-- Exercise --
Tally each line where the word "your" occurs, then give only the total.

-- Extracted data --
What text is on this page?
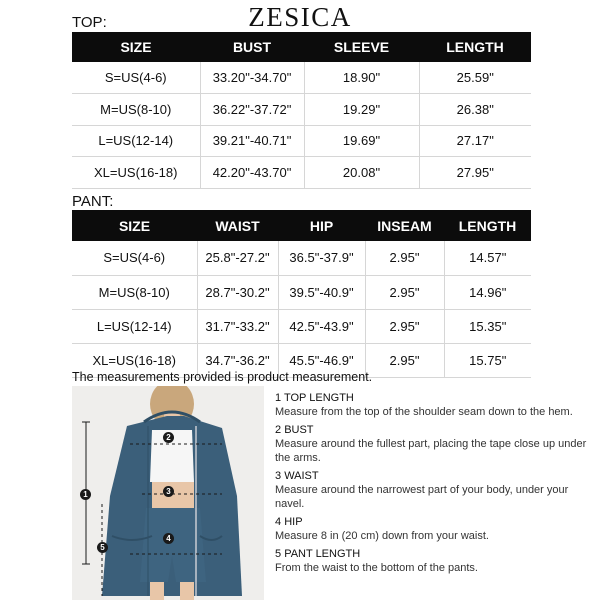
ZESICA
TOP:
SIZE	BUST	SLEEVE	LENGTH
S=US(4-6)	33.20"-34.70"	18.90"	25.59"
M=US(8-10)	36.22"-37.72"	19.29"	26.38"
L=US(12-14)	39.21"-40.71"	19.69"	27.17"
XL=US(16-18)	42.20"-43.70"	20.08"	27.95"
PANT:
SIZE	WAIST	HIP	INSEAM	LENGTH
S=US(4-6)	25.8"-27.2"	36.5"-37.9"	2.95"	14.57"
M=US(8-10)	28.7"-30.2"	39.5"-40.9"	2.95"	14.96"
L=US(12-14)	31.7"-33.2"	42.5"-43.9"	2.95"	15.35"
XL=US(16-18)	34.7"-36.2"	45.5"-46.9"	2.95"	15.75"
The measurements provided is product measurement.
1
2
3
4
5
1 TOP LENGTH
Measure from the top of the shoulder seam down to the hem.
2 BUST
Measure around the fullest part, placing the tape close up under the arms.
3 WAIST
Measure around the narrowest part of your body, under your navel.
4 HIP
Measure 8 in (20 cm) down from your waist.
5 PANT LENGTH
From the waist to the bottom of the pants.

* * *

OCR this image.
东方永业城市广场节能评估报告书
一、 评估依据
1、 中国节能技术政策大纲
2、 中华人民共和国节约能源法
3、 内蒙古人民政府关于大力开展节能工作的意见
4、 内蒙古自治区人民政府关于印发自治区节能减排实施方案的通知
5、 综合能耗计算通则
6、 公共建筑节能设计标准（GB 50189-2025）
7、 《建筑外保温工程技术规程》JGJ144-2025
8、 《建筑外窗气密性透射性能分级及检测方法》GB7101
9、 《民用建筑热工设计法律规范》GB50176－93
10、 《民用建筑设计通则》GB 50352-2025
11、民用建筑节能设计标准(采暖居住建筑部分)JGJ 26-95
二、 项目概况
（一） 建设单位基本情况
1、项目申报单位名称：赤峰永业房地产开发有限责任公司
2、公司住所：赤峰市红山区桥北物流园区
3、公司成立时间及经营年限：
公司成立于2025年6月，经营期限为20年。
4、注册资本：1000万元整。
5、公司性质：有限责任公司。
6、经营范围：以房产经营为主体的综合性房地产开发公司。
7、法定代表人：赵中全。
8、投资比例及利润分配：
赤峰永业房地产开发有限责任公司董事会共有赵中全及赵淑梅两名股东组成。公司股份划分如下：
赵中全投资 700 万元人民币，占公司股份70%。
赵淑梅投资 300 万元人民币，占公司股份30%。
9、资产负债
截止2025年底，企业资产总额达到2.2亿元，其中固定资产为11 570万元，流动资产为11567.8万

-- Solution for this exercise --
2